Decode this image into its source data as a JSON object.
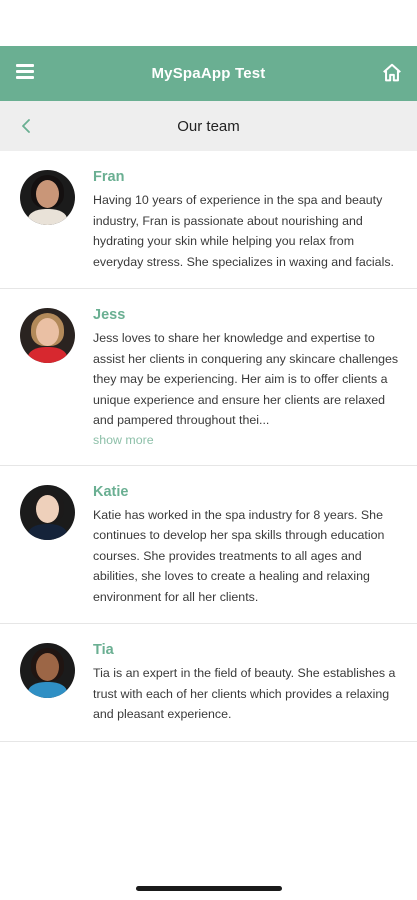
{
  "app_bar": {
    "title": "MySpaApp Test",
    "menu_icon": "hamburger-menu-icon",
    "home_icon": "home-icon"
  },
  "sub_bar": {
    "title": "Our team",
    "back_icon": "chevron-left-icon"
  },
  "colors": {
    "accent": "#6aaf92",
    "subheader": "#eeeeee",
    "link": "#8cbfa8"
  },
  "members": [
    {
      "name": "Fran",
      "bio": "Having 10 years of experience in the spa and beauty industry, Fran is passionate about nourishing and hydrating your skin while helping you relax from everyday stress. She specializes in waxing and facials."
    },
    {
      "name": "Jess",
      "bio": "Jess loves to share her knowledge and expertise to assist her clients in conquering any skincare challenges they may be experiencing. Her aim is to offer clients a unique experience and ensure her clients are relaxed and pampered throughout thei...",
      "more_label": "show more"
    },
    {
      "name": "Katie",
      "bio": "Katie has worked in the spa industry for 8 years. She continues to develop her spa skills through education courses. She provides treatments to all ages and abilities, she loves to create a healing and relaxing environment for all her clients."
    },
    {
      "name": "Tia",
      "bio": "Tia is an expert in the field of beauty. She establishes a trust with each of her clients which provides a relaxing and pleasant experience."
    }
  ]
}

■ ■ ■

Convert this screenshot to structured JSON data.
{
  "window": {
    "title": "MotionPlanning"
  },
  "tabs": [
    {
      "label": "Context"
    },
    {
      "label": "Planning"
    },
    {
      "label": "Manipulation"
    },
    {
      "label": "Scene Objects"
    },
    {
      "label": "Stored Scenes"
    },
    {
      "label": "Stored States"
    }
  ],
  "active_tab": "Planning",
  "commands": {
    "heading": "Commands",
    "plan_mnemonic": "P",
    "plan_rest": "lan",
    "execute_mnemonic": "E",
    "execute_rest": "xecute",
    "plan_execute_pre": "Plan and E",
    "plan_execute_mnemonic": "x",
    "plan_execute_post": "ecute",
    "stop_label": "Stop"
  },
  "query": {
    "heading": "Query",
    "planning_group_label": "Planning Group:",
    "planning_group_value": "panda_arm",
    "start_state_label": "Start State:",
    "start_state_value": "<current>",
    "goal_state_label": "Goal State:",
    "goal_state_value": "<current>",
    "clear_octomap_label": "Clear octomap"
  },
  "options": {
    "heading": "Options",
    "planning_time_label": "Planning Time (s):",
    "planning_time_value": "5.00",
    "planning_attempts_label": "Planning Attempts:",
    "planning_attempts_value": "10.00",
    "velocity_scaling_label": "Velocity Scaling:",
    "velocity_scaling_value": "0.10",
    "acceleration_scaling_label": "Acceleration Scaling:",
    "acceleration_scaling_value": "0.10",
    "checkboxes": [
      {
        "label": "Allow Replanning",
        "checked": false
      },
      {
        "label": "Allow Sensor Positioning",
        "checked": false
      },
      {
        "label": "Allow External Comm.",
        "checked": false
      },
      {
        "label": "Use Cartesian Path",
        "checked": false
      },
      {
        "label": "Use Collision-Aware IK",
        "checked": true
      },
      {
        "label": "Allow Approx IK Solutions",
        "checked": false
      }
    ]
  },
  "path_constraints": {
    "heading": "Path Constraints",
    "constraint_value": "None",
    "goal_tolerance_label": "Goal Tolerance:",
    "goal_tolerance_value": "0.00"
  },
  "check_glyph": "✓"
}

■ ■ ■

> JOB
Only a number is wanted: how many lines of the material above hold "title"?

> EXERCISE ANSWER
3